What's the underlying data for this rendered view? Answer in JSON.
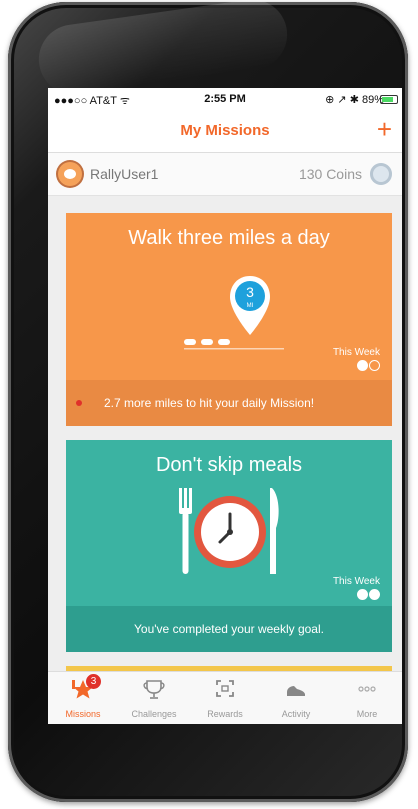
{
  "status_bar": {
    "carrier": "●●●○○ AT&T ᯤ",
    "time": "2:55 PM",
    "right": "⊕ ↗ ✱ 89%"
  },
  "nav": {
    "title": "My Missions",
    "add_label": "+"
  },
  "user": {
    "name": "RallyUser1",
    "coins": "130 Coins"
  },
  "missions": [
    {
      "title": "Walk three miles a day",
      "pin_number": "3",
      "pin_unit": "MI",
      "week_label": "This Week",
      "footer": "2.7 more miles to hit your daily Mission!",
      "color": "#f7974a"
    },
    {
      "title": "Don't skip meals",
      "week_label": "This Week",
      "footer": "You've completed your weekly goal.",
      "color": "#3bb3a2"
    }
  ],
  "tabs": [
    {
      "label": "Missions",
      "icon": "missions-icon",
      "badge": "3",
      "active": true
    },
    {
      "label": "Challenges",
      "icon": "trophy-icon"
    },
    {
      "label": "Rewards",
      "icon": "rewards-icon"
    },
    {
      "label": "Activity",
      "icon": "shoe-icon"
    },
    {
      "label": "More",
      "icon": "more-icon"
    }
  ],
  "colors": {
    "accent": "#f2682a",
    "orange_card": "#f7974a",
    "teal_card": "#3bb3a2",
    "pin_blue": "#1ea1dc"
  }
}
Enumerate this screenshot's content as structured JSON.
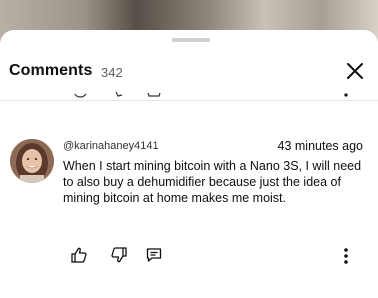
{
  "sheet": {
    "title": "Comments",
    "count": "342"
  },
  "icons": {
    "close": "close-icon",
    "like": "thumbs-up-icon",
    "dislike": "thumbs-down-icon",
    "reply": "reply-icon",
    "more": "more-vertical-icon"
  },
  "comment": {
    "author": "@karinahaney4141",
    "time": "43 minutes ago",
    "text": "When I start mining bitcoin with a Nano 3S, I will need to also buy a dehumidifier because just the idea of mining bitcoin at home makes me moist."
  }
}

Written request:
Strip out the images, then output the records above word for word.

The reply:
What's the underlying data for this rendered view? Answer in JSON.
{
  "status_bar": {
    "carrier": "●●●○○ AT&T ᯤ",
    "time": "2:55 PM",
    "right": "⊕ ↗ ✱ 89%"
  },
  "nav": {
    "title": "My Missions",
    "add_label": "+"
  },
  "user": {
    "name": "RallyUser1",
    "coins": "130 Coins"
  },
  "missions": [
    {
      "title": "Walk three miles a day",
      "pin_number": "3",
      "pin_unit": "MI",
      "week_label": "This Week",
      "footer": "2.7 more miles to hit your daily Mission!",
      "color": "#f7974a"
    },
    {
      "title": "Don't skip meals",
      "week_label": "This Week",
      "footer": "You've completed your weekly goal.",
      "color": "#3bb3a2"
    }
  ],
  "tabs": [
    {
      "label": "Missions",
      "icon": "missions-icon",
      "badge": "3",
      "active": true
    },
    {
      "label": "Challenges",
      "icon": "trophy-icon"
    },
    {
      "label": "Rewards",
      "icon": "rewards-icon"
    },
    {
      "label": "Activity",
      "icon": "shoe-icon"
    },
    {
      "label": "More",
      "icon": "more-icon"
    }
  ],
  "colors": {
    "accent": "#f2682a",
    "orange_card": "#f7974a",
    "teal_card": "#3bb3a2",
    "pin_blue": "#1ea1dc"
  }
}
Enumerate this screenshot's content as structured JSON.
{
  "sheet": {
    "title": "Comments",
    "count": "342"
  },
  "icons": {
    "close": "close-icon",
    "like": "thumbs-up-icon",
    "dislike": "thumbs-down-icon",
    "reply": "reply-icon",
    "more": "more-vertical-icon"
  },
  "comment": {
    "author": "@karinahaney4141",
    "time": "43 minutes ago",
    "text": "When I start mining bitcoin with a Nano 3S, I will need to also buy a dehumidifier because just the idea of mining bitcoin at home makes me moist."
  }
}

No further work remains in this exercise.